PROBLEM DETAILS:
Transcribe each record below word for word.

Figure contents as structured data:
#####

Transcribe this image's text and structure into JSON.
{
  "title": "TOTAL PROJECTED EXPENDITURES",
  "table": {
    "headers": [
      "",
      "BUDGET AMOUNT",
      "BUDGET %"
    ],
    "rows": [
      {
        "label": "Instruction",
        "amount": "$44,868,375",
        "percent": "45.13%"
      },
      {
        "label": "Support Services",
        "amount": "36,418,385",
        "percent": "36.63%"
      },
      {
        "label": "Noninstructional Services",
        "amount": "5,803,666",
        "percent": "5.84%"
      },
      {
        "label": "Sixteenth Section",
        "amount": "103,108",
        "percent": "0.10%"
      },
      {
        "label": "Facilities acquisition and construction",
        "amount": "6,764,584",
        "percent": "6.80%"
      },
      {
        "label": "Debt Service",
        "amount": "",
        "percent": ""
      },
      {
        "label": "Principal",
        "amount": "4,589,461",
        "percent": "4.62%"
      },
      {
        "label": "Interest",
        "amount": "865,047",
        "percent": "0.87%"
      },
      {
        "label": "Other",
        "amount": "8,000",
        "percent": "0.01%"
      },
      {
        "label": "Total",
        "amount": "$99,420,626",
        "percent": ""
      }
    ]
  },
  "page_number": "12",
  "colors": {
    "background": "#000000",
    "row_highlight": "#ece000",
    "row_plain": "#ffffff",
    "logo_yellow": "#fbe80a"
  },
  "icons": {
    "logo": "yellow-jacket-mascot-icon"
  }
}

#####

SOLUTION BELOW:
Transcribe this image's text and structure into JSON.
{
  "title": "TOTAL PROJECTED EXPENDITURES",
  "table": {
    "headers": [
      "",
      "BUDGET AMOUNT",
      "BUDGET %"
    ],
    "rows": [
      {
        "label": "Instruction",
        "amount": "$44,868,375",
        "percent": "45.13%"
      },
      {
        "label": "Support Services",
        "amount": "36,418,385",
        "percent": "36.63%"
      },
      {
        "label": "Noninstructional Services",
        "amount": "5,803,666",
        "percent": "5.84%"
      },
      {
        "label": "Sixteenth Section",
        "amount": "103,108",
        "percent": "0.10%"
      },
      {
        "label": "Facilities acquisition and construction",
        "amount": "6,764,584",
        "percent": "6.80%"
      },
      {
        "label": "Debt Service",
        "amount": "",
        "percent": ""
      },
      {
        "label": "Principal",
        "amount": "4,589,461",
        "percent": "4.62%"
      },
      {
        "label": "Interest",
        "amount": "865,047",
        "percent": "0.87%"
      },
      {
        "label": "Other",
        "amount": "8,000",
        "percent": "0.01%"
      },
      {
        "label": "Total",
        "amount": "$99,420,626",
        "percent": ""
      }
    ]
  },
  "page_number": "12",
  "colors": {
    "background": "#000000",
    "row_highlight": "#ece000",
    "row_plain": "#ffffff",
    "logo_yellow": "#fbe80a"
  },
  "icons": {
    "logo": "yellow-jacket-mascot-icon"
  }
}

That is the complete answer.